== Task goal ==
Read the records and gather each line that includes "Bersaglieri".

[START OF Given information]

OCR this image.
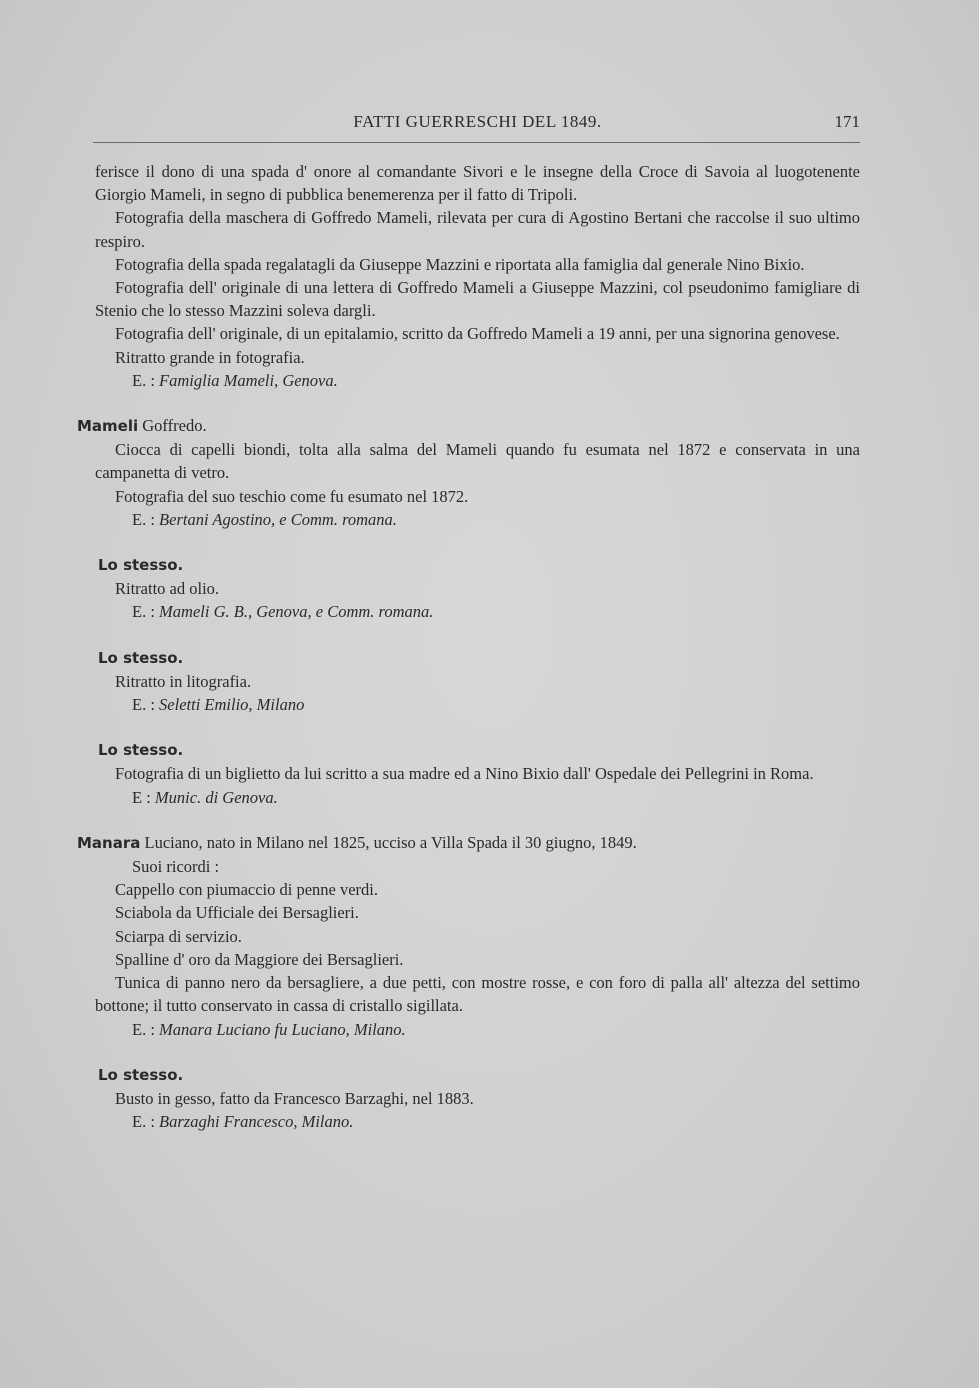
FATTI GUERRESCHI DEL 1849.	171

ferisce il dono di una spada d' onore al comandante Sivori e le insegne della Croce di Savoia al luogotenente Giorgio Mameli, in segno di pubblica benemerenza per il fatto di Tripoli.

Fotografia della maschera di Goffredo Mameli, rilevata per cura di Agostino Bertani che raccolse il suo ultimo respiro.

Fotografia della spada regalatagli da Giuseppe Mazzini e riportata alla famiglia dal generale Nino Bixio.

Fotografia dell' originale di una lettera di Goffredo Mameli a Giuseppe Mazzini, col pseudonimo famigliare di Stenio che lo stesso Mazzini soleva dargli.

Fotografia dell' originale, di un epitalamio, scritto da Goffredo Mameli a 19 anni, per una signorina genovese.

Ritratto grande in fotografia.

E. : Famiglia Mameli, Genova.

Mameli Goffredo.

Ciocca di capelli biondi, tolta alla salma del Mameli quando fu esumata nel 1872 e conservata in una campanetta di vetro.

Fotografia del suo teschio come fu esumato nel 1872.

E. : Bertani Agostino, e Comm. romana.

Lo stesso.

Ritratto ad olio.

E. : Mameli G. B., Genova, e Comm. romana.

Lo stesso.

Ritratto in litografia.

E. : Seletti Emilio, Milano

Lo stesso.

Fotografia di un biglietto da lui scritto a sua madre ed a Nino Bixio dall' Ospedale dei Pellegrini in Roma.

E : Munic. di Genova.

Manara Luciano, nato in Milano nel 1825, ucciso a Villa Spada il 30 giugno, 1849.

Suoi ricordi :

Cappello con piumaccio di penne verdi.

Sciabola da Ufficiale dei Bersaglieri.

Sciarpa di servizio.

Spalline d' oro da Maggiore dei Bersaglieri.

Tunica di panno nero da bersagliere, a due petti, con mostre rosse, e con foro di palla all' altezza del settimo bottone; il tutto conservato in cassa di cristallo sigillata.

E. : Manara Luciano fu Luciano, Milano.

Lo stesso.

Busto in gesso, fatto da Francesco Barzaghi, nel 1883.

E. : Barzaghi Francesco, Milano.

[END OF Given information]

== Task result ==
Sciabola da Ufficiale dei Bersaglieri.
Spalline d' oro da Maggiore dei Bersaglieri.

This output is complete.